* [Provided data]
····················

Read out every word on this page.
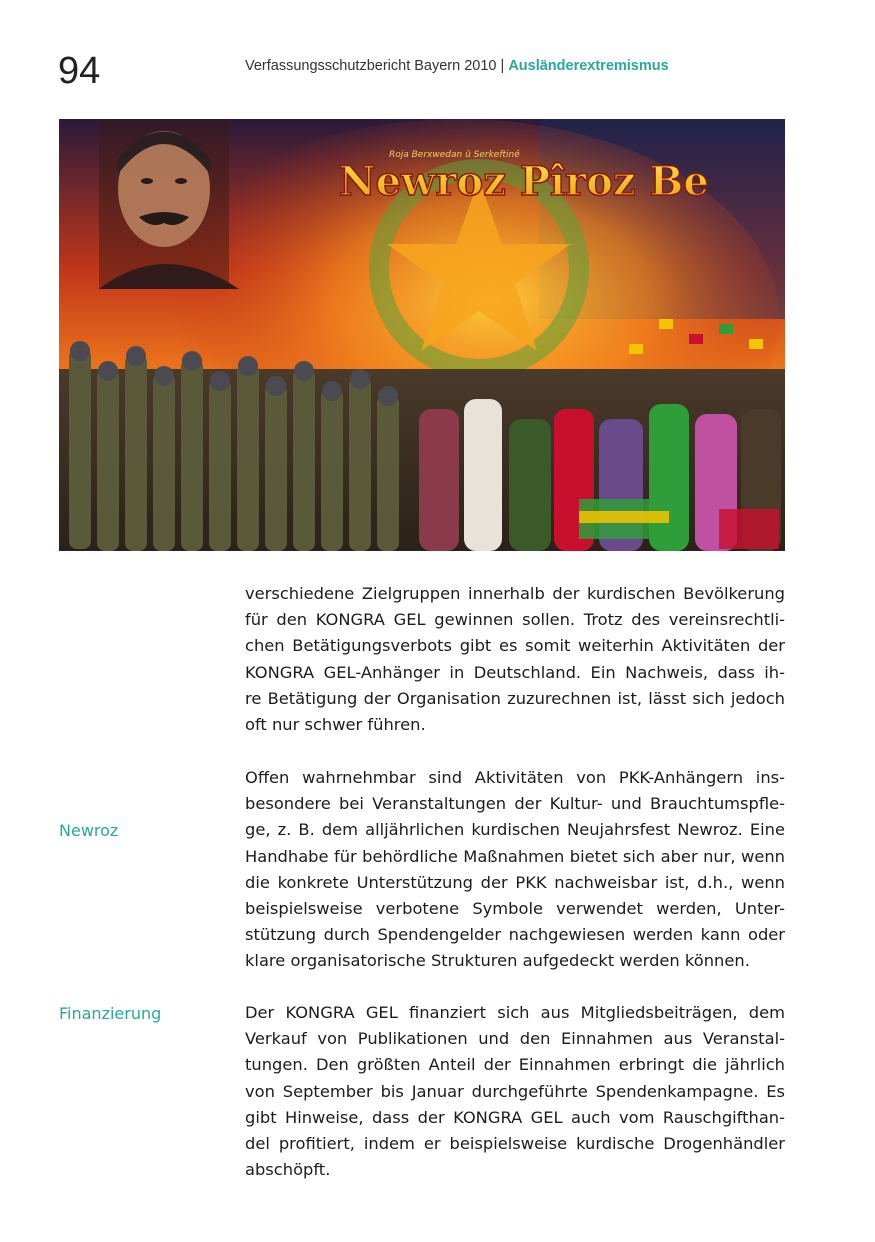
94	Verfassungsschutzbericht Bayern 2010 | Ausländerextremismus
Roja Berxwedan û Serkeftinê
Newroz Pîroz Be
verschiedene Zielgruppen innerhalb der kurdischen Bevölkerung
für den KONGRA GEL gewinnen sollen. Trotz des vereinsrechtli-
chen Betätigungsverbots gibt es somit weiterhin Aktivitäten der
KONGRA GEL-Anhänger in Deutschland. Ein Nachweis, dass ih-
re Betätigung der Organisation zuzurechnen ist, lässt sich jedoch
oft nur schwer führen.
Newroz
Offen wahrnehmbar sind Aktivitäten von PKK-Anhängern ins-
besondere bei Veranstaltungen der Kultur- und Brauchtumspfle-
ge, z. B. dem alljährlichen kurdischen Neujahrsfest Newroz. Eine
Handhabe für behördliche Maßnahmen bietet sich aber nur, wenn
die konkrete Unterstützung der PKK nachweisbar ist, d.h., wenn
beispielsweise verbotene Symbole verwendet werden, Unter-
stützung durch Spendengelder nachgewiesen werden kann oder
klare organisatorische Strukturen aufgedeckt werden können.
Finanzierung	Der KONGRA GEL finanziert sich aus Mitgliedsbeiträgen, dem
Verkauf von Publikationen und den Einnahmen aus Veranstal-
tungen. Den größten Anteil der Einnahmen erbringt die jährlich
von September bis Januar durchgeführte Spendenkampagne. Es
gibt Hinweise, dass der KONGRA GEL auch vom Rauschgifthan-
del profitiert, indem er beispielsweise kurdische Drogenhändler
abschöpft.
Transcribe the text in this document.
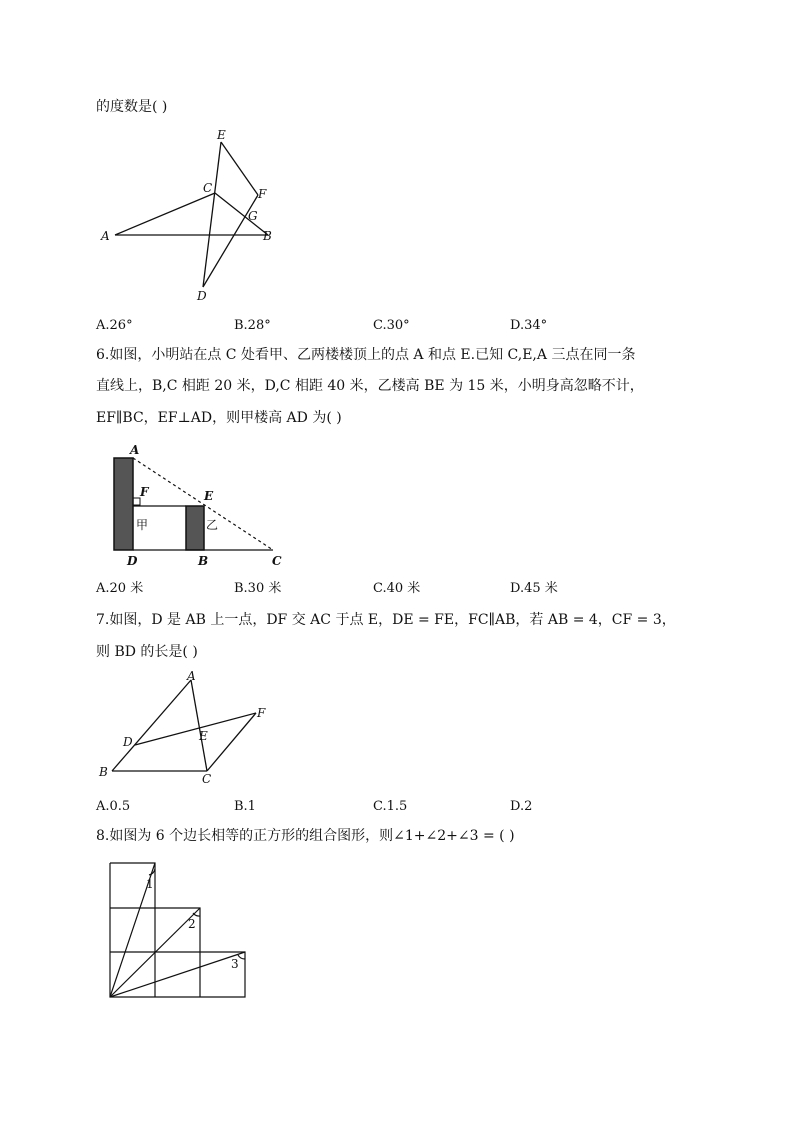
的度数是( )
E
C	F
G
A	B
D
A.26°	B.28°	C.30°	D.34°
6.如图，小明站在点 C 处看甲、乙两楼楼顶上的点 A 和点 E.已知 C,E,A 三点在同一条
直线上，B,C 相距 20 米，D,C 相距 40 米，乙楼高 BE 为 15 米，小明身高忽略不计，
EF∥BC，EF⊥AD，则甲楼高 AD 为( )
A
F	E
甲	乙
D	B	C
A.20 米	B.30 米	C.40 米	D.45 米
7.如图，D 是 AB 上一点，DF 交 AC 于点 E，DE = FE，FC∥AB，若 AB = 4，CF = 3，
则 BD 的长是( )
A
F
D	E
B	C
A.0.5	B.1	C.1.5	D.2
8.如图为 6 个边长相等的正方形的组合图形，则∠1+∠2+∠3 = ( )
1
2
3
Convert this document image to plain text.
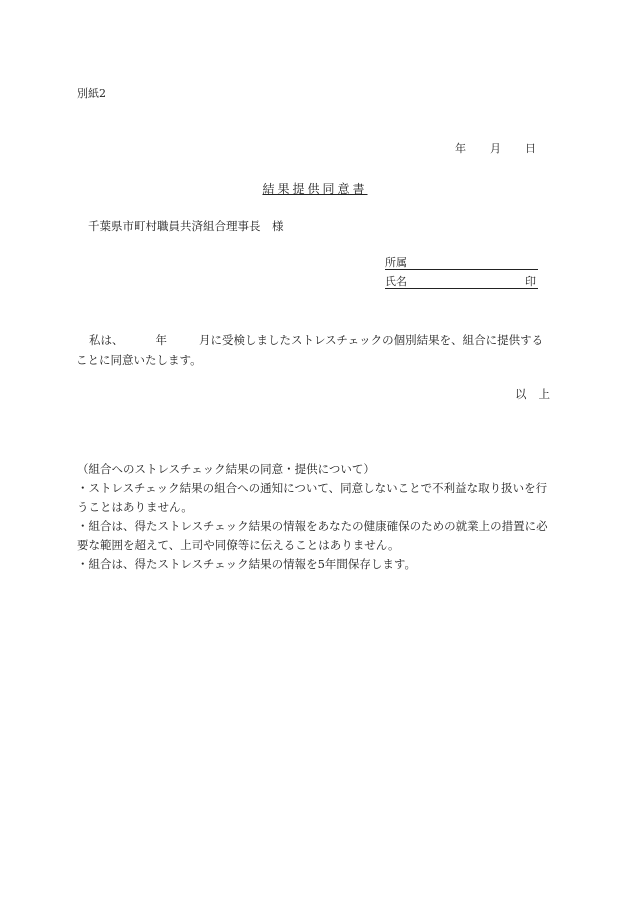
別紙2
年 月 日
結果提供同意書
千葉県市町村職員共済組合理事長　様
所属
氏名	印
私は、	年	月に受検しましたストレスチェックの個別結果を、組合に提供することに同意いたします。
以 上

（組合へのストレスチェック結果の同意・提供について）

・ストレスチェック結果の組合への通知について、同意しないことで不利益な取り扱いを行うことはありません。

・組合は、得たストレスチェック結果の情報をあなたの健康確保のための就業上の措置に必要な範囲を超えて、上司や同僚等に伝えることはありません。

・組合は、得たストレスチェック結果の情報を5年間保存します。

····················

* [Work to complete]
Identify every line above with the string "Einnahmen" in it. Copy those lines.

* [Complete response]
Verkauf von Publikationen und den Einnahmen aus Veranstal-
tungen. Den größten Anteil der Einnahmen erbringt die jährlich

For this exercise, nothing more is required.